═════ RECORDS FOR THIS TASK

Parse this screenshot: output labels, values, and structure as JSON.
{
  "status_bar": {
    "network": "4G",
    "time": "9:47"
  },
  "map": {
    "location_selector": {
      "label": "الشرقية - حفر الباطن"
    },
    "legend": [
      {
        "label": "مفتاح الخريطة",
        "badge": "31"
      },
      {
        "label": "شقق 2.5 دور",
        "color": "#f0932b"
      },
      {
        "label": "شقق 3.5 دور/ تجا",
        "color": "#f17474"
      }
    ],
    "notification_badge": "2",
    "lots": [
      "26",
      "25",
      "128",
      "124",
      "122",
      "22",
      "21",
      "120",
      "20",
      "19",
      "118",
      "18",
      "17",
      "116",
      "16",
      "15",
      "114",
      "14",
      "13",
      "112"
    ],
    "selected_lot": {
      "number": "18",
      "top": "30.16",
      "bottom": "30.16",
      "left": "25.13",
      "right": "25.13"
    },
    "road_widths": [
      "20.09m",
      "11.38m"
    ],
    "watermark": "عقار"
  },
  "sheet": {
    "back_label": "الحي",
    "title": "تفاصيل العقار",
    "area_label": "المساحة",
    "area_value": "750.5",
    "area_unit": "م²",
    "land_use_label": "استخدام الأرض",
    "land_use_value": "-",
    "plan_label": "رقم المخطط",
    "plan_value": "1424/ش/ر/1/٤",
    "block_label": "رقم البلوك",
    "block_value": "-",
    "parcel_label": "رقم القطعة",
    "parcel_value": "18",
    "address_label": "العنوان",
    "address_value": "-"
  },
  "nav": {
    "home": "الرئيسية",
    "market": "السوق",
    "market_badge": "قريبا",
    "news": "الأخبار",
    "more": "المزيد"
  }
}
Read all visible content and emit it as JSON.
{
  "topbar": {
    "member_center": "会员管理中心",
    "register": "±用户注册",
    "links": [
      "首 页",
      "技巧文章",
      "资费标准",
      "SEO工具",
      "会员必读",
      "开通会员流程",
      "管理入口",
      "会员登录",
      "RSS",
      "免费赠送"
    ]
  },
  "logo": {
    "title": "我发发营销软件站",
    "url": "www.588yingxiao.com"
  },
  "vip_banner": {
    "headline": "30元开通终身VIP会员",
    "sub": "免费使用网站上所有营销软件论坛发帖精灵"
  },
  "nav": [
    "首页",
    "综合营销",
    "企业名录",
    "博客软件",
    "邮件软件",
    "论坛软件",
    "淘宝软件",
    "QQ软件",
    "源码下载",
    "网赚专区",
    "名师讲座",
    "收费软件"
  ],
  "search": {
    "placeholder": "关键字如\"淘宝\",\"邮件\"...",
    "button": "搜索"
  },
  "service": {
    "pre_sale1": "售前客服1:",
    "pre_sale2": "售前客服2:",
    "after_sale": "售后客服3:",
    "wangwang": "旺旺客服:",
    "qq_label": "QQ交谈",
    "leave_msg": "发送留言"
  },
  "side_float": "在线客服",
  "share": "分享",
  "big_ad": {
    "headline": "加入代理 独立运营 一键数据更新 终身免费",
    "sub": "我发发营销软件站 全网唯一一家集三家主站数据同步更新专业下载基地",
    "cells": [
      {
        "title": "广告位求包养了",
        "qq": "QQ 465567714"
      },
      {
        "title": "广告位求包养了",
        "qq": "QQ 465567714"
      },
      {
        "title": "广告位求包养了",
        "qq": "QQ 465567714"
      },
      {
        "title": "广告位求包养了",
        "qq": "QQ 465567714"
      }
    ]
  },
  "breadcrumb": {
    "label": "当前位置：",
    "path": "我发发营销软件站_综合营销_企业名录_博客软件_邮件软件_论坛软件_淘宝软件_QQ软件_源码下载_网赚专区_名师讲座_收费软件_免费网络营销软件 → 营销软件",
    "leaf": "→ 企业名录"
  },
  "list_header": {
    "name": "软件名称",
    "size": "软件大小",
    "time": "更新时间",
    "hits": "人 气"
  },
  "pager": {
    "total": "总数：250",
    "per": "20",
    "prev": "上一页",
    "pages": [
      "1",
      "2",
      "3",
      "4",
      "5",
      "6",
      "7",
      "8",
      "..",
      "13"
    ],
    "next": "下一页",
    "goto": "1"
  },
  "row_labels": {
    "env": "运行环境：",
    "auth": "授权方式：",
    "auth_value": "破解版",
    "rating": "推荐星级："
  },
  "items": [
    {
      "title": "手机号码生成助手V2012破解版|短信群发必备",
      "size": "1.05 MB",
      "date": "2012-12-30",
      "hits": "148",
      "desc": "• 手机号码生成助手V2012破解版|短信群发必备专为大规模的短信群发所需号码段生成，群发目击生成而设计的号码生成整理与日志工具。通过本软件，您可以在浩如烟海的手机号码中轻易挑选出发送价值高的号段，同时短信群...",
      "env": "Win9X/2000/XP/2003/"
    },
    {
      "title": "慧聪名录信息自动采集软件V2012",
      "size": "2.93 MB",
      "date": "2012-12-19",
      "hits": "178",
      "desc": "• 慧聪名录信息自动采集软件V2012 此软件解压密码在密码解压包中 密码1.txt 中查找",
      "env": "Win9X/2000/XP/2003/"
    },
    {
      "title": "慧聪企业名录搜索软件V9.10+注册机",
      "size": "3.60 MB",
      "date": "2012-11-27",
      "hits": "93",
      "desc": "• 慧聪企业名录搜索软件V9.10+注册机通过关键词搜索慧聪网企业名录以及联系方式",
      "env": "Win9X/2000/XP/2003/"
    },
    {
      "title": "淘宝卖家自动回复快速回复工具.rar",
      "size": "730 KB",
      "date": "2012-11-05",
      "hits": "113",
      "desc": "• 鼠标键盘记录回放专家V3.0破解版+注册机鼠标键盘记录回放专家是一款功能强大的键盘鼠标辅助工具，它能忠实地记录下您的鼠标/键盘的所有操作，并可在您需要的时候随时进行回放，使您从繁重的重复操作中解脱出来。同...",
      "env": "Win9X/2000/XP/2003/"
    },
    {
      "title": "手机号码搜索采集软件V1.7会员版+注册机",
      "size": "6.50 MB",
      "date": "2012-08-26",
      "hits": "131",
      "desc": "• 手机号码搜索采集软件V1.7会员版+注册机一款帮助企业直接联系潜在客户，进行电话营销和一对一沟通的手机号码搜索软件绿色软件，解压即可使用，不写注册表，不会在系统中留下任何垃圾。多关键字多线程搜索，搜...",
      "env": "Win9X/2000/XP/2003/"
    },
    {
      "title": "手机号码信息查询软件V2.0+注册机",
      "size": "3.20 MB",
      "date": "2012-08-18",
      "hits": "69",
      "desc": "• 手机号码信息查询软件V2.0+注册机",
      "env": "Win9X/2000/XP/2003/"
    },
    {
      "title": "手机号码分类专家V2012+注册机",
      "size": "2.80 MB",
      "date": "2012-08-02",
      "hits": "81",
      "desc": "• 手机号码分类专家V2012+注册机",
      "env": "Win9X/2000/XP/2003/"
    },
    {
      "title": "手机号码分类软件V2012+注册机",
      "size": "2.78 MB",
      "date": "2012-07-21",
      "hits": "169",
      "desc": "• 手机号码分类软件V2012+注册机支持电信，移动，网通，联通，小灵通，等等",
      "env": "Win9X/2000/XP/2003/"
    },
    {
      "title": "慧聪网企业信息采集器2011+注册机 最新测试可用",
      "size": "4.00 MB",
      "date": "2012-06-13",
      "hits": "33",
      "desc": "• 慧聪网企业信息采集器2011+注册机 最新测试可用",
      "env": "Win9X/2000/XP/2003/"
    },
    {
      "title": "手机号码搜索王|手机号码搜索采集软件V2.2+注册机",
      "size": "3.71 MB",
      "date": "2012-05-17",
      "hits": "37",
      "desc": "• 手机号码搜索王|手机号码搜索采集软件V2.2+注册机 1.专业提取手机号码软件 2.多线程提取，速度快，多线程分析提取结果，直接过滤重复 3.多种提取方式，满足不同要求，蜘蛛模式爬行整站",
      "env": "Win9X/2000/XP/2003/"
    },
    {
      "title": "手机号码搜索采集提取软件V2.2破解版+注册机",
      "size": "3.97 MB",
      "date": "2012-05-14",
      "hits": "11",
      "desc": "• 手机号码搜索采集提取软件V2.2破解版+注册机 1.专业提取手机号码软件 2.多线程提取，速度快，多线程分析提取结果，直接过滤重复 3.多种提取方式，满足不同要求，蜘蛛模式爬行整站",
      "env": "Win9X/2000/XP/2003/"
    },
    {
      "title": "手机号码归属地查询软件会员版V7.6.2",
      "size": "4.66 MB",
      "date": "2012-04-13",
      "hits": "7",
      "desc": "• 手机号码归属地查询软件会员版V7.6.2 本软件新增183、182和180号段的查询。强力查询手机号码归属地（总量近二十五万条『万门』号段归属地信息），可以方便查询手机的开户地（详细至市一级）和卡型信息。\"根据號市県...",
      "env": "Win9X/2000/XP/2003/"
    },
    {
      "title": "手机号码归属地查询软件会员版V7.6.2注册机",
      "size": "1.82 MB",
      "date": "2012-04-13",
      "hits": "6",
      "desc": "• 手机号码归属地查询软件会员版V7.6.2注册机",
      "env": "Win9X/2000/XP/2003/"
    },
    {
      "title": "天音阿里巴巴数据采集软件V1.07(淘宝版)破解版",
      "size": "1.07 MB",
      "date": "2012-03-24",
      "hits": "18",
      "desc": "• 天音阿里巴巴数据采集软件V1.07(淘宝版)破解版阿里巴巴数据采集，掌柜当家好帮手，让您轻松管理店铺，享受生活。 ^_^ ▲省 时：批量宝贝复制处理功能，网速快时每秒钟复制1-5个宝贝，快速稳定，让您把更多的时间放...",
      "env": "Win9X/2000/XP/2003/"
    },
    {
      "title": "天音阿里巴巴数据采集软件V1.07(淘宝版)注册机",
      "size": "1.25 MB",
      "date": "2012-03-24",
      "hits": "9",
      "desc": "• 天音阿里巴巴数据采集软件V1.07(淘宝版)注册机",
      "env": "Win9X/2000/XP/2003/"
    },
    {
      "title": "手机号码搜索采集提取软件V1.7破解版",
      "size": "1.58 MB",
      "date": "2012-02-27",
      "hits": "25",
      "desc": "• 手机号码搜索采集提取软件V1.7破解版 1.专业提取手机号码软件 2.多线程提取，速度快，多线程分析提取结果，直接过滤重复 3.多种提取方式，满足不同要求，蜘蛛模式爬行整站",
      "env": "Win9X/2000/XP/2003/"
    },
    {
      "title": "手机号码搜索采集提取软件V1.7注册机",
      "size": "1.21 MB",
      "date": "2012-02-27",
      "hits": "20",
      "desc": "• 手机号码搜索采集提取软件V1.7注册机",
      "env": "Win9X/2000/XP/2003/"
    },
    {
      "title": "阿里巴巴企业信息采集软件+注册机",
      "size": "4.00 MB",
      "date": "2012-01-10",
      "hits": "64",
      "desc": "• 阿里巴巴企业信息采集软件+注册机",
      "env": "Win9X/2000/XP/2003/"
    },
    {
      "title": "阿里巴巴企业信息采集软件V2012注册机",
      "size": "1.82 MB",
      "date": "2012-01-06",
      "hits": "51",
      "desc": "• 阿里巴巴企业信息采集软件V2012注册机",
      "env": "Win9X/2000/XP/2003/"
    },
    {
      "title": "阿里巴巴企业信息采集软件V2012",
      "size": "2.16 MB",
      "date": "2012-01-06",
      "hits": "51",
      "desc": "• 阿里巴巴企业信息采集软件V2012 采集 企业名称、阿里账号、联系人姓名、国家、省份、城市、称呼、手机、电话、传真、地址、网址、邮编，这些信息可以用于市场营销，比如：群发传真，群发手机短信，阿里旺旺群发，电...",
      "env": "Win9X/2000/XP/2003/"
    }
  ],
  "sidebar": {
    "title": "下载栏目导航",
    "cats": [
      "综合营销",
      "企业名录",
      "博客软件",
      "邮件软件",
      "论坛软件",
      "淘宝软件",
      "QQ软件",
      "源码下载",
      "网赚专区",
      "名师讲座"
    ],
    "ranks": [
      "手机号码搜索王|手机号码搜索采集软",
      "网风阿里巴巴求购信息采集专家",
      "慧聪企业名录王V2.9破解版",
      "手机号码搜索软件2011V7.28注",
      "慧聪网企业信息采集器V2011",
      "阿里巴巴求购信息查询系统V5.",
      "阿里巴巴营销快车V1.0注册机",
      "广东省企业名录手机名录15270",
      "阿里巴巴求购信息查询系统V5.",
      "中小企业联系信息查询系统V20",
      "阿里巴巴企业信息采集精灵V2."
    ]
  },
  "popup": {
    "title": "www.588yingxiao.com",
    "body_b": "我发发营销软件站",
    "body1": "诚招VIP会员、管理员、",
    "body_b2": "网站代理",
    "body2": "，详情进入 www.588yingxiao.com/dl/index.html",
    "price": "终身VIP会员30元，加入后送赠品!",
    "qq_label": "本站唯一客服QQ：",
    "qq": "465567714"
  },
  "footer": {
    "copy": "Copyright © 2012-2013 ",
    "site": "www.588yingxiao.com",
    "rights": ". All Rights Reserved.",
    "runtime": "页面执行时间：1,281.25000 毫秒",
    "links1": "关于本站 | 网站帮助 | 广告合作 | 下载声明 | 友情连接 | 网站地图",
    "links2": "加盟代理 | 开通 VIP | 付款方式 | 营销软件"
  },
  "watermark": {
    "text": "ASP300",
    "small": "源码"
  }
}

══════════

Look through the entries and return every line where "JSON" appears.

COMPLETED EXERCISE:
Parse this screenshot: output labels, values, and structure as JSON.
Read all visible content and emit it as JSON.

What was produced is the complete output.